§ **EXERCISE BRIEF**
Please set out all of the lines below as a Markdown table with the columns "No." and "Line", numbering each row and leaving out blank lines.

§ **EXERCISE DATA**
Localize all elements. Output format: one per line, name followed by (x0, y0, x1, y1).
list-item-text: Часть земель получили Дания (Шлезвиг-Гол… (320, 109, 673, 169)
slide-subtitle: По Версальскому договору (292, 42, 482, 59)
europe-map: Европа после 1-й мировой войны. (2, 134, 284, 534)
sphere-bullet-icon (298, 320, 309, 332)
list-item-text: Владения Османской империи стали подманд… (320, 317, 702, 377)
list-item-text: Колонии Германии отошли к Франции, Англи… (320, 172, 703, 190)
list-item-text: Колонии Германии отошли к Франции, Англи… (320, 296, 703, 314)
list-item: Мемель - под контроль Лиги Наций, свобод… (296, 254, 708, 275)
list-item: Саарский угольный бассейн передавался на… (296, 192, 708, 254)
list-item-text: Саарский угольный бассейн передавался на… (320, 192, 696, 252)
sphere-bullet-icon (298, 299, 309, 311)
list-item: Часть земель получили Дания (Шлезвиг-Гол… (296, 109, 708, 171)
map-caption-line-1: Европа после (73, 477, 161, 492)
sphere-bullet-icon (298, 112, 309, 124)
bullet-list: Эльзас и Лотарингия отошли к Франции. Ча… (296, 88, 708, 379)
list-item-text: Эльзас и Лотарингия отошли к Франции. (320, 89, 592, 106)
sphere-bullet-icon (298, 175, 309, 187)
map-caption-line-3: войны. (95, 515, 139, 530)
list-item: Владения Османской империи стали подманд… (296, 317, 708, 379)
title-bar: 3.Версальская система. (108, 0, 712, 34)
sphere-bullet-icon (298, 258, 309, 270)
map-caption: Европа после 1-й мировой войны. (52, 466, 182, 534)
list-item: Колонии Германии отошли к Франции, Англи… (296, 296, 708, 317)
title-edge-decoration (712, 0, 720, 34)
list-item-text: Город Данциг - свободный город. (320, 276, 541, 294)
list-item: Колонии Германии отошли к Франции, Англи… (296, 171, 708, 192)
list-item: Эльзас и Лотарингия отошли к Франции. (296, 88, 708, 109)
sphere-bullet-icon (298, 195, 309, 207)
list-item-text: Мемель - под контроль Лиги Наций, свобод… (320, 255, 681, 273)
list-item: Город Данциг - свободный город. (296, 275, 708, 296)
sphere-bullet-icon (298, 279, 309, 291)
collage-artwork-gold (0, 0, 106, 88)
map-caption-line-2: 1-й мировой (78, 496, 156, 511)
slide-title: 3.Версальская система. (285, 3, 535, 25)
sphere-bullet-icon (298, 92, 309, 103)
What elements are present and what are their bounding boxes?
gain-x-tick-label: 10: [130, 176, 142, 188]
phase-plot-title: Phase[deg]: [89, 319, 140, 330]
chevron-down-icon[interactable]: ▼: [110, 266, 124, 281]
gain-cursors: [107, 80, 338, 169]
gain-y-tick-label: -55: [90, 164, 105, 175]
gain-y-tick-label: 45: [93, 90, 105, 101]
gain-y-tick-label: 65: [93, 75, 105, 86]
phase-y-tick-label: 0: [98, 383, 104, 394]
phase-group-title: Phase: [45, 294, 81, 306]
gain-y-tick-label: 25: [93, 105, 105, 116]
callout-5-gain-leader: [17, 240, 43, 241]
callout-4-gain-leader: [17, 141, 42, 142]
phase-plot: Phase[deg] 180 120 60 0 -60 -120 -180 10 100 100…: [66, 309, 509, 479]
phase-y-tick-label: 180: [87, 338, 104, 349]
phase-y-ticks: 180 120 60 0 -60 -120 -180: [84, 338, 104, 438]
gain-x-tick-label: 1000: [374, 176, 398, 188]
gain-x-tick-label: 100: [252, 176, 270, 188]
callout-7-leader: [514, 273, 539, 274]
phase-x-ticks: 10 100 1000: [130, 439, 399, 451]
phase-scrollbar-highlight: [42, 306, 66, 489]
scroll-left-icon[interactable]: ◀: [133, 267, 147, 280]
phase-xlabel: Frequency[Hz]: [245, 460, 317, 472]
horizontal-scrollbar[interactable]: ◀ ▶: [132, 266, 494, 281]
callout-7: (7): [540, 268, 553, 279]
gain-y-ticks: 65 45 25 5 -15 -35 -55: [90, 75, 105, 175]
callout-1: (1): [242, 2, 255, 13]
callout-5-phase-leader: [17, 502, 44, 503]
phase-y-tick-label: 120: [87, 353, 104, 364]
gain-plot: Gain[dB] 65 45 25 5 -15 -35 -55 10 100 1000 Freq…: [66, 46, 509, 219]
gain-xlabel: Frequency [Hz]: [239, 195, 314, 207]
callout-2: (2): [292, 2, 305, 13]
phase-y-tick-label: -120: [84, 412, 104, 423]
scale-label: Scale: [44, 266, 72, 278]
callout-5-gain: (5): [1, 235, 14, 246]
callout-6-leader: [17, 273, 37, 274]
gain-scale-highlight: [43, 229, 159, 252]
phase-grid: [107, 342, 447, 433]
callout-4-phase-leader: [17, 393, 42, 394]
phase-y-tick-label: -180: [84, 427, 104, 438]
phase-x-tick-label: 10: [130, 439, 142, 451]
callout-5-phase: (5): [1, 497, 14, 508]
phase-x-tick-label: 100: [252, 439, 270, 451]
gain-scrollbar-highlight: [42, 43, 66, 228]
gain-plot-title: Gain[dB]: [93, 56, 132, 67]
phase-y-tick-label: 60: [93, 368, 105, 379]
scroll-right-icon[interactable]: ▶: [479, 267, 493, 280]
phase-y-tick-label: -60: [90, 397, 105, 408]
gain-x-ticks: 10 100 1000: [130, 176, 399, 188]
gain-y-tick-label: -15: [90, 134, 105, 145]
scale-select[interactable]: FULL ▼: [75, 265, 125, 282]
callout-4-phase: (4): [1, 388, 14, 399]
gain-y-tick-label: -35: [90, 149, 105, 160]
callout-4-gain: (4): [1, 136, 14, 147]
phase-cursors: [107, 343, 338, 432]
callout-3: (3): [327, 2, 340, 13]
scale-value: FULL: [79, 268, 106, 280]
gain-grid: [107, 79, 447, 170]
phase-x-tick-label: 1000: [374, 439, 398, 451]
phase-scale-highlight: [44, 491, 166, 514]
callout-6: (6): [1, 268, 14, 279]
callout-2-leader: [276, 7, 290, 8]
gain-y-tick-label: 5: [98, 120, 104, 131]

§ **SOLUTION BELOW**
| No. | Line |
|---|---|
| 1 | Localize all elements. Output format: one per line, name followed by (x0, y0, x1, y1). |
| 2 | list-item-text: Часть земель получили Дания (Шлезвиг-Гол… (320, 109, 673, 169) |
| 3 | slide-subtitle: По Версальскому договору (292, 42, 482, 59) |
| 4 | europe-map: Европа после 1-й мировой войны. (2, 134, 284, 534) |
| 5 | sphere-bullet-icon (298, 320, 309, 332) |
| 6 | list-item-text: Владения Османской империи стали подманд… (320, 317, 702, 377) |
| 7 | list-item-text: Колонии Германии отошли к Франции, Англи… (320, 172, 703, 190) |
| 8 | list-item-text: Колонии Германии отошли к Франции, Англи… (320, 296, 703, 314) |
| 9 | list-item: Мемель - под контроль Лиги Наций, свобод… (296, 254, 708, 275) |
| 10 | list-item: Саарский угольный бассейн передавался на… (296, 192, 708, 254) |
| 11 | list-item-text: Саарский угольный бассейн передавался на… (320, 192, 696, 252) |
| 12 | sphere-bullet-icon (298, 299, 309, 311) |
| 13 | list-item: Часть земель получили Дания (Шлезвиг-Гол… (296, 109, 708, 171) |
| 14 | map-caption-line-1: Европа после (73, 477, 161, 492) |
| 15 | sphere-bullet-icon (298, 112, 309, 124) |
| 16 | bullet-list: Эльзас и Лотарингия отошли к Франции. Ча… (296, 88, 708, 379) |
| 17 | list-item-text: Эльзас и Лотарингия отошли к Франции. (320, 89, 592, 106) |
| 18 | sphere-bullet-icon (298, 175, 309, 187) |
| 19 | map-caption-line-3: войны. (95, 515, 139, 530) |
| 20 | list-item: Владения Османской империи стали подманд… (296, 317, 708, 379) |
| 21 | title-bar: 3.Версальская система. (108, 0, 712, 34) |
| 22 | sphere-bullet-icon (298, 258, 309, 270) |
| 23 | map-caption: Европа после 1-й мировой войны. (52, 466, 182, 534) |
| 24 | list-item: Колонии Германии отошли к Франции, Англи… (296, 296, 708, 317) |
| 25 | title-edge-decoration (712, 0, 720, 34) |
| 26 | list-item-text: Город Данциг - свободный город. (320, 276, 541, 294) |
| 27 | list-item: Колонии Германии отошли к Франции, Англи… (296, 171, 708, 192) |
| 28 | list-item: Эльзас и Лотарингия отошли к Франции. (296, 88, 708, 109) |
| 29 | sphere-bullet-icon (298, 195, 309, 207) |
| 30 | list-item-text: Мемель - под контроль Лиги Наций, свобод… (320, 255, 681, 273) |
| 31 | list-item: Город Данциг - свободный город. (296, 275, 708, 296) |
| 32 | sphere-bullet-icon (298, 279, 309, 291) |
| 33 | collage-artwork-gold (0, 0, 106, 88) |
| 34 | map-caption-line-2: 1-й мировой (78, 496, 156, 511) |
| 35 | slide-title: 3.Версальская система. (285, 3, 535, 25) |
| 36 | sphere-bullet-icon (298, 92, 309, 103) |
| 37 | What elements are present and what are their bounding boxes? |
| 38 | gain-x-tick-label: 10: [130, 176, 142, 188] |
| 39 | phase-plot-title: Phase[deg]: [89, 319, 140, 330] |
| 40 | chevron-down-icon[interactable]: ▼: [110, 266, 124, 281] |
| 41 | gain-cursors: [107, 80, 338, 169] |
| 42 | gain-y-tick-label: -55: [90, 164, 105, 175] |
| 43 | gain-y-tick-label: 45: [93, 90, 105, 101] |
| 44 | gain-y-tick-label: 65: [93, 75, 105, 86] |
| 45 | phase-y-tick-label: 0: [98, 383, 104, 394] |
| 46 | phase-group-title: Phase: [45, 294, 81, 306] |
| 47 | gain-y-tick-label: 25: [93, 105, 105, 116] |
| 48 | callout-5-gain-leader: [17, 240, 43, 241] |
| 49 | callout-4-gain-leader: [17, 141, 42, 142] |
| 50 | phase-plot: Phase[deg] 180 120 60 0 -60 -120 -180 10 100 100…: [66, 309, 509, 479] |
| 51 | phase-y-tick-label: 180: [87, 338, 104, 349] |
| 52 | phase-y-ticks: 180 120 60 0 -60 -120 -180: [84, 338, 104, 438] |
| 53 | gain-x-tick-label: 1000: [374, 176, 398, 188] |
| 54 | gain-x-tick-label: 100: [252, 176, 270, 188] |
| 55 | callout-7-leader: [514, 273, 539, 274] |
| 56 | phase-x-ticks: 10 100 1000: [130, 439, 399, 451] |
| 57 | phase-scrollbar-highlight: [42, 306, 66, 489] |
| 58 | scroll-left-icon[interactable]: ◀: [133, 267, 147, 280] |
| 59 | phase-xlabel: Frequency[Hz]: [245, 460, 317, 472] |
| 60 | horizontal-scrollbar[interactable]: ◀ ▶: [132, 266, 494, 281] |
| 61 | callout-7: (7): [540, 268, 553, 279] |
| 62 | gain-y-ticks: 65 45 25 5 -15 -35 -55: [90, 75, 105, 175] |
| 63 | callout-1: (1): [242, 2, 255, 13] |
| 64 | callout-5-phase-leader: [17, 502, 44, 503] |
| 65 | phase-y-tick-label: 120: [87, 353, 104, 364] |
| 66 | gain-plot: Gain[dB] 65 45 25 5 -15 -35 -55 10 100 1000 Freq…: [66, 46, 509, 219] |
| 67 | gain-xlabel: Frequency [Hz]: [239, 195, 314, 207] |
| 68 | callout-2: (2): [292, 2, 305, 13] |
| 69 | phase-y-tick-label: -120: [84, 412, 104, 423] |
| 70 | scale-label: Scale: [44, 266, 72, 278] |
| 71 | callout-5-gain: (5): [1, 235, 14, 246] |
| 72 | callout-6-leader: [17, 273, 37, 274] |
| 73 | gain-scale-highlight: [43, 229, 159, 252] |
| 74 | phase-grid: [107, 342, 447, 433] |
| 75 | callout-4-phase-leader: [17, 393, 42, 394] |
| 76 | phase-y-tick-label: -180: [84, 427, 104, 438] |
| 77 | phase-x-tick-label: 10: [130, 439, 142, 451] |
| 78 | callout-5-phase: (5): [1, 497, 14, 508] |
| 79 | phase-x-tick-label: 100: [252, 439, 270, 451] |
| 80 | gain-scrollbar-highlight: [42, 43, 66, 228] |
| 81 | gain-plot-title: Gain[dB]: [93, 56, 132, 67] |
| 82 | phase-y-tick-label: 60: [93, 368, 105, 379] |
| 83 | scroll-right-icon[interactable]: ▶: [479, 267, 493, 280] |
| 84 | phase-y-tick-label: -60: [90, 397, 105, 408] |
| 85 | gain-x-ticks: 10 100 1000: [130, 176, 399, 188] |
| 86 | gain-y-tick-label: -15: [90, 134, 105, 145] |
| 87 | scale-select[interactable]: FULL ▼: [75, 265, 125, 282] |
| 88 | callout-4-phase: (4): [1, 388, 14, 399] |
| 89 | gain-y-tick-label: -35: [90, 149, 105, 160] |
| 90 | callout-4-gain: (4): [1, 136, 14, 147] |
| 91 | phase-cursors: [107, 343, 338, 432] |
| 92 | callout-3: (3): [327, 2, 340, 13] |
| 93 | scale-value: FULL: [79, 268, 106, 280] |
| 94 | gain-grid: [107, 79, 447, 170] |
| 95 | phase-x-tick-label: 1000: [374, 439, 398, 451] |
| 96 | phase-scale-highlight: [44, 491, 166, 514] |
| 97 | callout-6: (6): [1, 268, 14, 279] |
| 98 | callout-2-leader: [276, 7, 290, 8] |
| 99 | gain-y-tick-label: 5: [98, 120, 104, 131] |